Source excerpt:
------------------------------------------------------------

Latest revision as of 10:58, 29 May 2020


A complex Banach space of holomorphic automorphic forms introduced by L. Bers (1961). Let $ D $ be an open set of the Riemann sphere $ {\widehat{\mathbf C} } = \mathbf C \cup \{ \infty \} $ whose boundary consists of more than two points. Then $ D $ carries a unique complete conformal metric $ \lambda ( z ) | {dz } | $ on $ D $ with curvature $ - 4 $, known as the hyperbolic metric on $ D $. Let $ G $ be a properly discontinuous group of conformal mappings of $ D $ onto itself (cf. also Kleinian group; Conformal mapping). Typical examples of $ G $ are Kleinian groups (cf. also Kleinian group), that is, a group of Möbius transformations (cf. also Fractional-linear mapping) of $ {\widehat{\mathbf C} } $ acting properly discontinuously on an open set of $ {\widehat{\mathbf C} } $. By the conformal invariance, the hyperbolic area measure $ \lambda ( z ) ^ {2} dx dy $( $ z = x + iy $) on $ D $ is projected to an area measure $ d \mu $ on the orbit space $ D/G $. In other words, let $ d \mu ( w ) = \lambda ( z ) ^ {2} dx dy $, $ w = \pi ( z ) $, where $ \pi : D \rightarrow {D/G } $ is the natural projection.

Fix an integer $ q \geq 2 $. A holomorphic function $ \varphi $ on $ D $ is called an automorphic form of weight $ - 2q $ for $ G $ if $ ( \varphi \circ g ) \cdot ( g ^ \prime ) ^ {q} = \varphi $ for all $ g \in G $. Then $ \lambda ^ {- q } | \varphi | $ is invariant under the action of $ G $ and hence may be considered as a function on $ D/G $. The Bers space $ A _ {q} ^ {p} ( D,G ) $, where $ 1 \leq p \leq \infty $, is the complex Banach space of holomorphic automorphic forms $ \varphi $ of weight $ - 2q $ on $ D $ for $ G $ such that the function $ \lambda ^ {- q } | \varphi | $ on $ D/G $ belongs to the space $ L _ {p} $ with respect to the measure $ \mu $. The norm in $ A _ {q} ^ {p} ( D,G ) $ is thus given by

$$ \left \| \varphi \right \| = ( {\int\limits \int\limits } _ {D/G } {\lambda ^ {- pq } \left | \varphi \right | ^ {p} } {d \mu } ) ^ {1/p } $$

if $ 1 \leq p < \infty $, and

$$ \left \| \varphi \right \| = \sup _ {D/G } \lambda ^ {- q } \left | \varphi \right | $$

if $ p = \infty $. Automorphic forms in $ A _ {q} ^ {p} ( D,G ) $ are said to be $ p $- integrable if $ 1 \leq p < \infty $, and bounded if $ p = \infty $. When $ G $ is trivial, $ A _ {q} ^ {p} ( D,G ) $ is abbreviated to $ A _ {q} ^ {p} ( D ) $. Note that $ A _ {q} ^ \infty ( D,G ) $ is isometrically embedded as a subspace of $ A _ {q} ^ \infty ( D ) $.

------------------------------------------------------------

Answer these questions from the excerpt on Bers spaces:
1. Who introduced this space, and in what year?
2. What curvature does the hyperbolic metric on D have?
3. What are the automorphic forms in the space called when p equals infinity?

Material provided:
------------------------------------------------------------

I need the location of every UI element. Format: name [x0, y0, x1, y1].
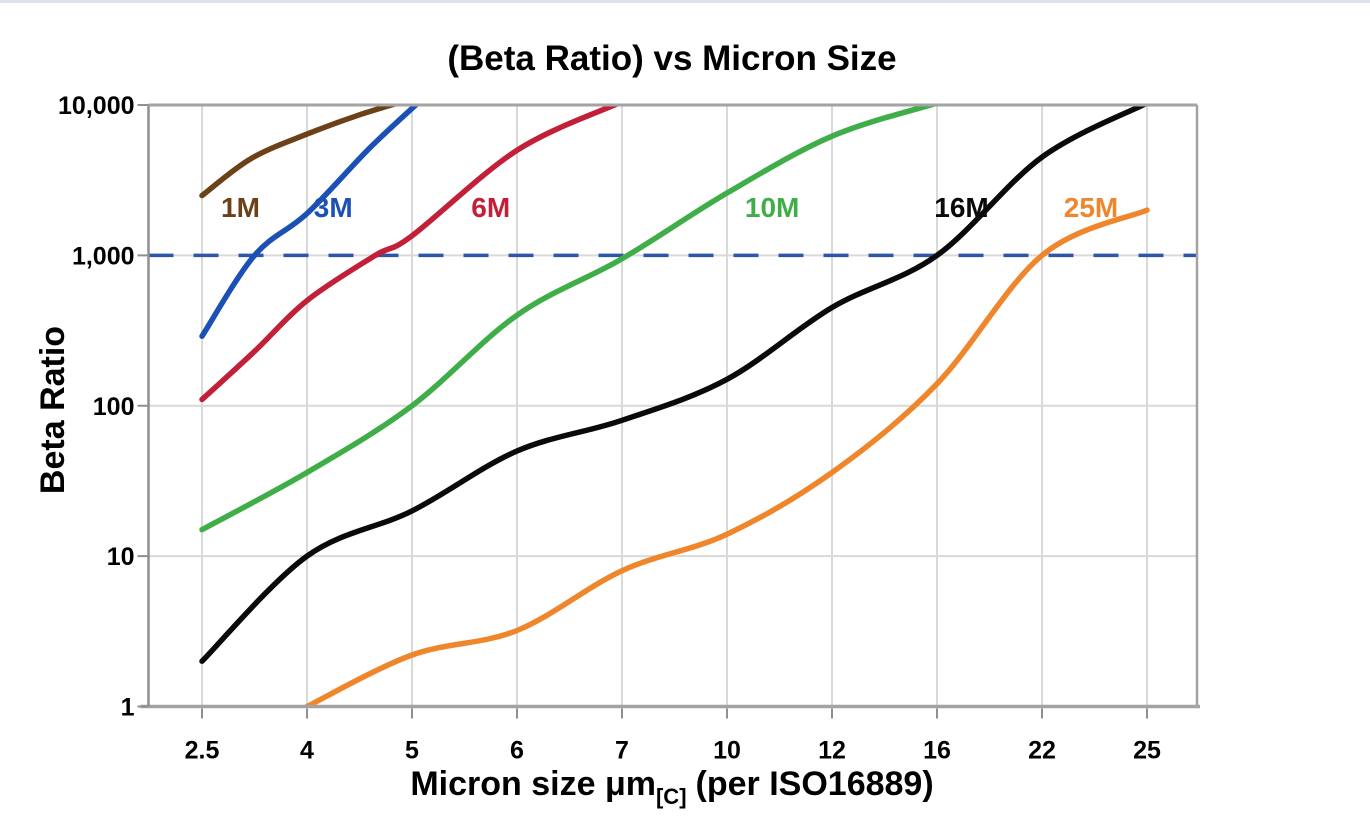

------------------------------------------------------------

Reply:
1. L. Bers, in 1961.
2. A curvature of −4.
3. They are called bounded.